__DIRECTIVE__: Skip the pictures and extract all of the lines exactly as written.

** Start SUPPLIED MATERIAL **

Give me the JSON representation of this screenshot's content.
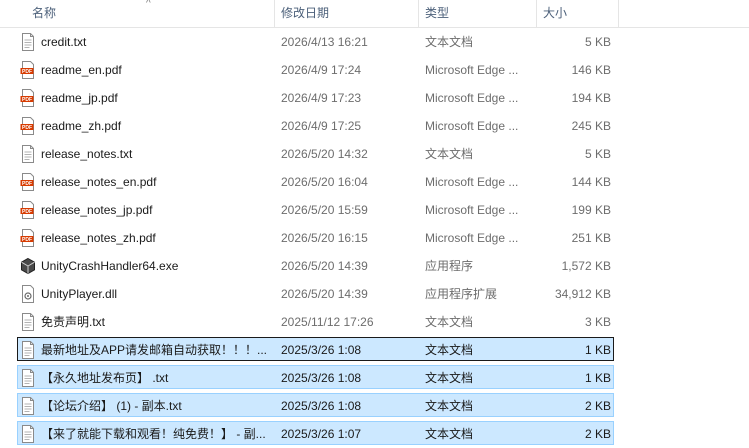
{
  "columns": {
    "name": "名称",
    "modified": "修改日期",
    "type": "类型",
    "size": "大小"
  },
  "sort_indicator": "^",
  "files": [
    {
      "name": "credit.txt",
      "modified": "2026/4/13 16:21",
      "type": "文本文档",
      "size": "5 KB",
      "icon": "txt",
      "selected": false
    },
    {
      "name": "readme_en.pdf",
      "modified": "2026/4/9 17:24",
      "type": "Microsoft Edge ...",
      "size": "146 KB",
      "icon": "pdf",
      "selected": false
    },
    {
      "name": "readme_jp.pdf",
      "modified": "2026/4/9 17:23",
      "type": "Microsoft Edge ...",
      "size": "194 KB",
      "icon": "pdf",
      "selected": false
    },
    {
      "name": "readme_zh.pdf",
      "modified": "2026/4/9 17:25",
      "type": "Microsoft Edge ...",
      "size": "245 KB",
      "icon": "pdf",
      "selected": false
    },
    {
      "name": "release_notes.txt",
      "modified": "2026/5/20 14:32",
      "type": "文本文档",
      "size": "5 KB",
      "icon": "txt",
      "selected": false
    },
    {
      "name": "release_notes_en.pdf",
      "modified": "2026/5/20 16:04",
      "type": "Microsoft Edge ...",
      "size": "144 KB",
      "icon": "pdf",
      "selected": false
    },
    {
      "name": "release_notes_jp.pdf",
      "modified": "2026/5/20 15:59",
      "type": "Microsoft Edge ...",
      "size": "199 KB",
      "icon": "pdf",
      "selected": false
    },
    {
      "name": "release_notes_zh.pdf",
      "modified": "2026/5/20 16:15",
      "type": "Microsoft Edge ...",
      "size": "251 KB",
      "icon": "pdf",
      "selected": false
    },
    {
      "name": "UnityCrashHandler64.exe",
      "modified": "2026/5/20 14:39",
      "type": "应用程序",
      "size": "1,572 KB",
      "icon": "exe",
      "selected": false
    },
    {
      "name": "UnityPlayer.dll",
      "modified": "2026/5/20 14:39",
      "type": "应用程序扩展",
      "size": "34,912 KB",
      "icon": "dll",
      "selected": false
    },
    {
      "name": "免责声明.txt",
      "modified": "2025/11/12 17:26",
      "type": "文本文档",
      "size": "3 KB",
      "icon": "txt",
      "selected": false
    },
    {
      "name": "最新地址及APP请发邮箱自动获取！！！...",
      "modified": "2025/3/26 1:08",
      "type": "文本文档",
      "size": "1 KB",
      "icon": "txt",
      "selected": true,
      "focus": true
    },
    {
      "name": "【永久地址发布页】 .txt",
      "modified": "2025/3/26 1:08",
      "type": "文本文档",
      "size": "1 KB",
      "icon": "txt",
      "selected": true
    },
    {
      "name": "【论坛介绍】 (1) - 副本.txt",
      "modified": "2025/3/26 1:08",
      "type": "文本文档",
      "size": "2 KB",
      "icon": "txt",
      "selected": true
    },
    {
      "name": "【来了就能下载和观看！纯免费！】 - 副...",
      "modified": "2025/3/26 1:07",
      "type": "文本文档",
      "size": "2 KB",
      "icon": "txt",
      "selected": true
    }
  ]
}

** End SUPPLIED MATERIAL **

__CORRECT OUTPUT__:
Give me the JSON representation of this screenshot's content.
{
  "columns": {
    "name": "名称",
    "modified": "修改日期",
    "type": "类型",
    "size": "大小"
  },
  "sort_indicator": "^",
  "files": [
    {
      "name": "credit.txt",
      "modified": "2026/4/13 16:21",
      "type": "文本文档",
      "size": "5 KB",
      "icon": "txt",
      "selected": false
    },
    {
      "name": "readme_en.pdf",
      "modified": "2026/4/9 17:24",
      "type": "Microsoft Edge ...",
      "size": "146 KB",
      "icon": "pdf",
      "selected": false
    },
    {
      "name": "readme_jp.pdf",
      "modified": "2026/4/9 17:23",
      "type": "Microsoft Edge ...",
      "size": "194 KB",
      "icon": "pdf",
      "selected": false
    },
    {
      "name": "readme_zh.pdf",
      "modified": "2026/4/9 17:25",
      "type": "Microsoft Edge ...",
      "size": "245 KB",
      "icon": "pdf",
      "selected": false
    },
    {
      "name": "release_notes.txt",
      "modified": "2026/5/20 14:32",
      "type": "文本文档",
      "size": "5 KB",
      "icon": "txt",
      "selected": false
    },
    {
      "name": "release_notes_en.pdf",
      "modified": "2026/5/20 16:04",
      "type": "Microsoft Edge ...",
      "size": "144 KB",
      "icon": "pdf",
      "selected": false
    },
    {
      "name": "release_notes_jp.pdf",
      "modified": "2026/5/20 15:59",
      "type": "Microsoft Edge ...",
      "size": "199 KB",
      "icon": "pdf",
      "selected": false
    },
    {
      "name": "release_notes_zh.pdf",
      "modified": "2026/5/20 16:15",
      "type": "Microsoft Edge ...",
      "size": "251 KB",
      "icon": "pdf",
      "selected": false
    },
    {
      "name": "UnityCrashHandler64.exe",
      "modified": "2026/5/20 14:39",
      "type": "应用程序",
      "size": "1,572 KB",
      "icon": "exe",
      "selected": false
    },
    {
      "name": "UnityPlayer.dll",
      "modified": "2026/5/20 14:39",
      "type": "应用程序扩展",
      "size": "34,912 KB",
      "icon": "dll",
      "selected": false
    },
    {
      "name": "免责声明.txt",
      "modified": "2025/11/12 17:26",
      "type": "文本文档",
      "size": "3 KB",
      "icon": "txt",
      "selected": false
    },
    {
      "name": "最新地址及APP请发邮箱自动获取！！！...",
      "modified": "2025/3/26 1:08",
      "type": "文本文档",
      "size": "1 KB",
      "icon": "txt",
      "selected": true,
      "focus": true
    },
    {
      "name": "【永久地址发布页】 .txt",
      "modified": "2025/3/26 1:08",
      "type": "文本文档",
      "size": "1 KB",
      "icon": "txt",
      "selected": true
    },
    {
      "name": "【论坛介绍】 (1) - 副本.txt",
      "modified": "2025/3/26 1:08",
      "type": "文本文档",
      "size": "2 KB",
      "icon": "txt",
      "selected": true
    },
    {
      "name": "【来了就能下载和观看！纯免费！】 - 副...",
      "modified": "2025/3/26 1:07",
      "type": "文本文档",
      "size": "2 KB",
      "icon": "txt",
      "selected": true
    }
  ]
}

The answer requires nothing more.